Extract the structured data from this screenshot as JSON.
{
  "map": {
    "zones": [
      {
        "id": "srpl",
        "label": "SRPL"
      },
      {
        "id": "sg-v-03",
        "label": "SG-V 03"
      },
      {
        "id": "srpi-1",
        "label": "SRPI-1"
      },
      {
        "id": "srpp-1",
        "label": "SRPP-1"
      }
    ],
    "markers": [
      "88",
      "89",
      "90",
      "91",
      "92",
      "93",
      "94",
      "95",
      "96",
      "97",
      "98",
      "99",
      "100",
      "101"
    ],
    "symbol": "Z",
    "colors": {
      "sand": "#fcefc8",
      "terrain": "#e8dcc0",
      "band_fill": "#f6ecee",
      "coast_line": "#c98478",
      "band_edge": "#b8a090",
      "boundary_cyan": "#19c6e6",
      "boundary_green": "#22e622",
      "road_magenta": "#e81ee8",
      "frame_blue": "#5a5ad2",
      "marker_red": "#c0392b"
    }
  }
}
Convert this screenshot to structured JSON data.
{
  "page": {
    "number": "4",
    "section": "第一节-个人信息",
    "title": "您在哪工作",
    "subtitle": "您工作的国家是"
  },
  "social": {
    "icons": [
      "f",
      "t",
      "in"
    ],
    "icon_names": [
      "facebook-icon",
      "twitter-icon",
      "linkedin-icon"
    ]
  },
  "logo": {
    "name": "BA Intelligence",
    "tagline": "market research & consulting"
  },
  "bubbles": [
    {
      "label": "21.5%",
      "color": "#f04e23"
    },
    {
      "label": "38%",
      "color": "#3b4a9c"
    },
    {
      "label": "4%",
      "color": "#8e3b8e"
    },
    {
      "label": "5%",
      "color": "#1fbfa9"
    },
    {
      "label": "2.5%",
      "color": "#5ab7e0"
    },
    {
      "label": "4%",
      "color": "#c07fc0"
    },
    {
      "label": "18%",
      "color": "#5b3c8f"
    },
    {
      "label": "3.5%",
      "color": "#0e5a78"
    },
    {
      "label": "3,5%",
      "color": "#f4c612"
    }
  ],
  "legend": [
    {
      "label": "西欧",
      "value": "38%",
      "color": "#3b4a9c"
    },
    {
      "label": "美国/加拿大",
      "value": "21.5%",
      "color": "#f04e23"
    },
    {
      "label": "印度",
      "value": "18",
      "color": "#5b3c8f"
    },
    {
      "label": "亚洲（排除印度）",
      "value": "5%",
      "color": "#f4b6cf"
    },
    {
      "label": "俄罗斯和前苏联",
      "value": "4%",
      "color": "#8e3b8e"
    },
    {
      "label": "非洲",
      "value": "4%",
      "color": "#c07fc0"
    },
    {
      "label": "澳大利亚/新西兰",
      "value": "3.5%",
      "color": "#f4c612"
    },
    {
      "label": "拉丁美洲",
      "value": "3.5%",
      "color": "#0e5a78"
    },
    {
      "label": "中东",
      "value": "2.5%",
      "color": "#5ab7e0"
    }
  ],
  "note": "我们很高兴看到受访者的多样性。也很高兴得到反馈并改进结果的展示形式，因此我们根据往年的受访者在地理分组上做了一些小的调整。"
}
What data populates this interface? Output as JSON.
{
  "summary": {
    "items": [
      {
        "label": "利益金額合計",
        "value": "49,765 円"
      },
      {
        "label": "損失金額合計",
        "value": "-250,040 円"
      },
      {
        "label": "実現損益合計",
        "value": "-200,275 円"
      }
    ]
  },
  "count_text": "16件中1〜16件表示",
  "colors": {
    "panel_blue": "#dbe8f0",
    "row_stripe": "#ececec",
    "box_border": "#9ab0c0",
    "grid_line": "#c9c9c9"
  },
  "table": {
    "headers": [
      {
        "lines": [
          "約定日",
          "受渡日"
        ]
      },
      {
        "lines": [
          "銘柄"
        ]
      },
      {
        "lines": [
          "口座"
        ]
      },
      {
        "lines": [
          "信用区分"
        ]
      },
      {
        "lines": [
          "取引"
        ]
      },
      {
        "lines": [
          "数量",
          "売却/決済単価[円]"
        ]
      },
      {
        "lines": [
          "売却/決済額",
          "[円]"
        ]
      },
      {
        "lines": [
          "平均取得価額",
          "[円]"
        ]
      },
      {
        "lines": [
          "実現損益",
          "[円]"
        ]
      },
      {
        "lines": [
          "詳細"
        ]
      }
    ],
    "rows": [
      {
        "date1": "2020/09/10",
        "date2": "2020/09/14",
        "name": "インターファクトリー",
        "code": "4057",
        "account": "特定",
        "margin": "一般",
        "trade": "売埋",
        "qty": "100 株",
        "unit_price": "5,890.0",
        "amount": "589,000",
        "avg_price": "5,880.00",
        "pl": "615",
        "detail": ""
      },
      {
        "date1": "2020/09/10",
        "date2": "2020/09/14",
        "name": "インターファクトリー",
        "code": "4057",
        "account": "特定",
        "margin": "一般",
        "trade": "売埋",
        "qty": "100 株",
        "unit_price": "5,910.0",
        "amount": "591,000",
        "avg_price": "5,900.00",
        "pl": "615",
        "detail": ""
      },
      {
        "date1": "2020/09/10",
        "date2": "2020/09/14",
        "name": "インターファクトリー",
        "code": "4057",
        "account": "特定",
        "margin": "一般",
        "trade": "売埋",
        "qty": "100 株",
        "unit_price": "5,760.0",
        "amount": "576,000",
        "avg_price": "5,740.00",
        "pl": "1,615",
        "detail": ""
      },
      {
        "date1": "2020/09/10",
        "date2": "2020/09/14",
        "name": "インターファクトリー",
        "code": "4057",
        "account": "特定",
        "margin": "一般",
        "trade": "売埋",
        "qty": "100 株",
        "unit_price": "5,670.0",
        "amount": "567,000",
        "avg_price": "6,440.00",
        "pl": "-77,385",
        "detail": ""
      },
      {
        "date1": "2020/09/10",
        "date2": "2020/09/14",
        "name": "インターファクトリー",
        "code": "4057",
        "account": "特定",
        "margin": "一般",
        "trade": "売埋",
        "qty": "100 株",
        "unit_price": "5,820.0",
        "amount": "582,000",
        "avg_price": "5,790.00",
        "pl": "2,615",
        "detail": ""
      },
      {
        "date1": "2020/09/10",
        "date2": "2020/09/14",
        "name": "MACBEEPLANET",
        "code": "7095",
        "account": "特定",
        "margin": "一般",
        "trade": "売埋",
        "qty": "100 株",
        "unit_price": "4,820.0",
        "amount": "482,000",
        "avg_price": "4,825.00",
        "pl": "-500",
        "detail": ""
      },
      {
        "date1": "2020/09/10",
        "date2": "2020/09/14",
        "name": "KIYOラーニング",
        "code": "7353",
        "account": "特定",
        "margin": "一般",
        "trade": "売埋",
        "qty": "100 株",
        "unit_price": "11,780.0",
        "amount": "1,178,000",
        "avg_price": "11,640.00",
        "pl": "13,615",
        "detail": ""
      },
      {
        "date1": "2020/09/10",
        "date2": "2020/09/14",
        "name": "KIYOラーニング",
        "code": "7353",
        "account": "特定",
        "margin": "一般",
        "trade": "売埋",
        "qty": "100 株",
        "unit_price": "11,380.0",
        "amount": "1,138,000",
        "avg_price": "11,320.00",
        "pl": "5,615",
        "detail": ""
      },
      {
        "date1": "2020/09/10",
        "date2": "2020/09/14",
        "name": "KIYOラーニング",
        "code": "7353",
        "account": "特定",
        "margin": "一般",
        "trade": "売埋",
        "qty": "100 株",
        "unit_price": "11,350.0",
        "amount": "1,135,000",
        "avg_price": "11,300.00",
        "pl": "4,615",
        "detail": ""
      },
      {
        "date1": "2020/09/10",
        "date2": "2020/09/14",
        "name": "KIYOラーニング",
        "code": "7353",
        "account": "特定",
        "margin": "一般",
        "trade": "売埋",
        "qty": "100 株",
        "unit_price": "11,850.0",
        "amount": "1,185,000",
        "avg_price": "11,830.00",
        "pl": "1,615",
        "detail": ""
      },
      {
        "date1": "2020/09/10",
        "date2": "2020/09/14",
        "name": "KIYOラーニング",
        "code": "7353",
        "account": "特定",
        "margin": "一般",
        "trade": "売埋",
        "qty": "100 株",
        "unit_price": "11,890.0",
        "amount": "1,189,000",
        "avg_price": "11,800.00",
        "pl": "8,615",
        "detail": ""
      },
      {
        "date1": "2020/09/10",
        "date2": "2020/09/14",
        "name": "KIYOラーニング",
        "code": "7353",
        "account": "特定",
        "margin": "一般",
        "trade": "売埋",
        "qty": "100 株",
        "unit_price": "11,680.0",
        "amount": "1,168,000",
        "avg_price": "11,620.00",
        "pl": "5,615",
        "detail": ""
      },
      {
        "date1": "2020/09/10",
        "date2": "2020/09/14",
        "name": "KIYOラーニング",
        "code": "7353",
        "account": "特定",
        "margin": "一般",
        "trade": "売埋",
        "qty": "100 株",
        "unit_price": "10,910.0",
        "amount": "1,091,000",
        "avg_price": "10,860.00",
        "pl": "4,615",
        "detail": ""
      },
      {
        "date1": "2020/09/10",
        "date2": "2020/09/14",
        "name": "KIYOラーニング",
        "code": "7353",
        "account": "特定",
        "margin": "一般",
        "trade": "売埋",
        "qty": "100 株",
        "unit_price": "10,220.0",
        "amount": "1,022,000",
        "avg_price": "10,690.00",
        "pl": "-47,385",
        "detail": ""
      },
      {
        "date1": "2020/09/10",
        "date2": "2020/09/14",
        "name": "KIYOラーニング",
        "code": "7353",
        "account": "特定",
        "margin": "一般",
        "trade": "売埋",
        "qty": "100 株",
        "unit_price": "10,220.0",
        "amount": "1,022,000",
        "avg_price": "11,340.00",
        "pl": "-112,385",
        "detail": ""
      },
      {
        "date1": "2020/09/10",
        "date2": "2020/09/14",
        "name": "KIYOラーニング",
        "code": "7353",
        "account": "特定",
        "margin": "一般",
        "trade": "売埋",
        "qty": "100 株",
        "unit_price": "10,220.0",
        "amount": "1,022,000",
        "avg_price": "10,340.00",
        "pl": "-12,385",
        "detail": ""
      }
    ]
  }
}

### [PROBLEM]
The word "this" may appear on some lines. Report how many lines hold it, giving the number alone.

### [THE RESPONSE]
3